- Directions -
Copy out every line that contains "None".

(Dataset records)
---+---
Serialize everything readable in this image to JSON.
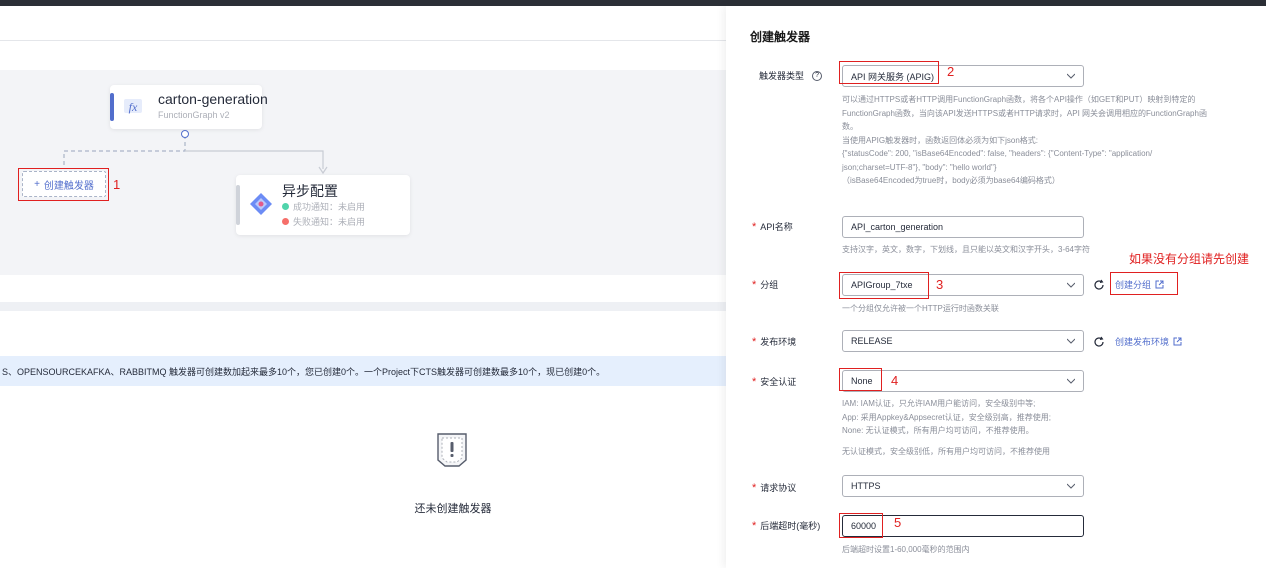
{
  "workflow": {
    "function_node": {
      "name": "carton-generation",
      "subtitle": "FunctionGraph v2"
    },
    "add_trigger_label": "创建触发器",
    "async_node": {
      "title": "异步配置",
      "success_text": "成功通知：未启用",
      "failure_text": "失败通知：未启用"
    }
  },
  "notice_text": "S、OPENSOURCEKAFKA、RABBITMQ 触发器可创建数加起来最多10个，您已创建0个。一个Project下CTS触发器可创建数最多10个，现已创建0个。",
  "empty_state": {
    "text": "还未创建触发器"
  },
  "annotations": [
    "1",
    "2",
    "3",
    "4",
    "5"
  ],
  "annotation_note": "如果没有分组请先创建",
  "drawer": {
    "title": "创建触发器",
    "trigger_type": {
      "label": "触发器类型",
      "value": "API 网关服务 (APIG)",
      "description": [
        "可以通过HTTPS或者HTTP调用FunctionGraph函数，将各个API操作（如GET和PUT）映射到特定的",
        "FunctionGraph函数，当向该API发送HTTPS或者HTTP请求时，API 网关会调用相应的FunctionGraph函",
        "数。",
        "当使用APIG触发器时，函数返回体必须为如下json格式:",
        "{\"statusCode\": 200, \"isBase64Encoded\": false, \"headers\": {\"Content-Type\": \"application/",
        "json;charset=UTF-8\"}, \"body\": \"hello world\"}",
        "（isBase64Encoded为true时，body必须为base64编码格式）"
      ]
    },
    "api_name": {
      "label": "API名称",
      "value": "API_carton_generation",
      "hint": "支持汉字，英文，数字，下划线，且只能以英文和汉字开头，3-64字符"
    },
    "group": {
      "label": "分组",
      "value": "APIGroup_7txe",
      "hint": "一个分组仅允许被一个HTTP运行时函数关联",
      "create_link": "创建分组"
    },
    "environment": {
      "label": "发布环境",
      "value": "RELEASE",
      "create_link": "创建发布环境"
    },
    "auth": {
      "label": "安全认证",
      "value": "None",
      "description": [
        "IAM:  IAM认证，只允许IAM用户能访问，安全级别中等;",
        "App:  采用Appkey&Appsecret认证，安全级别高，推荐使用;",
        "None:  无认证模式，所有用户均可访问，不推荐使用。"
      ],
      "warning": "无认证模式，安全级别低，所有用户均可访问，不推荐使用"
    },
    "protocol": {
      "label": "请求协议",
      "value": "HTTPS"
    },
    "timeout": {
      "label": "后端超时(毫秒)",
      "value": "60000",
      "hint": "后端超时设置1-60,000毫秒的范围内"
    }
  },
  "colors": {
    "accent": "#526ecc",
    "annotation_red": "#e02020",
    "success": "#50d4ab",
    "failure": "#f66f6a"
  }
}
---+---
- Completed task -
      "value": "None",
        "None:  无认证模式，所有用户均可访问，不推荐使用。"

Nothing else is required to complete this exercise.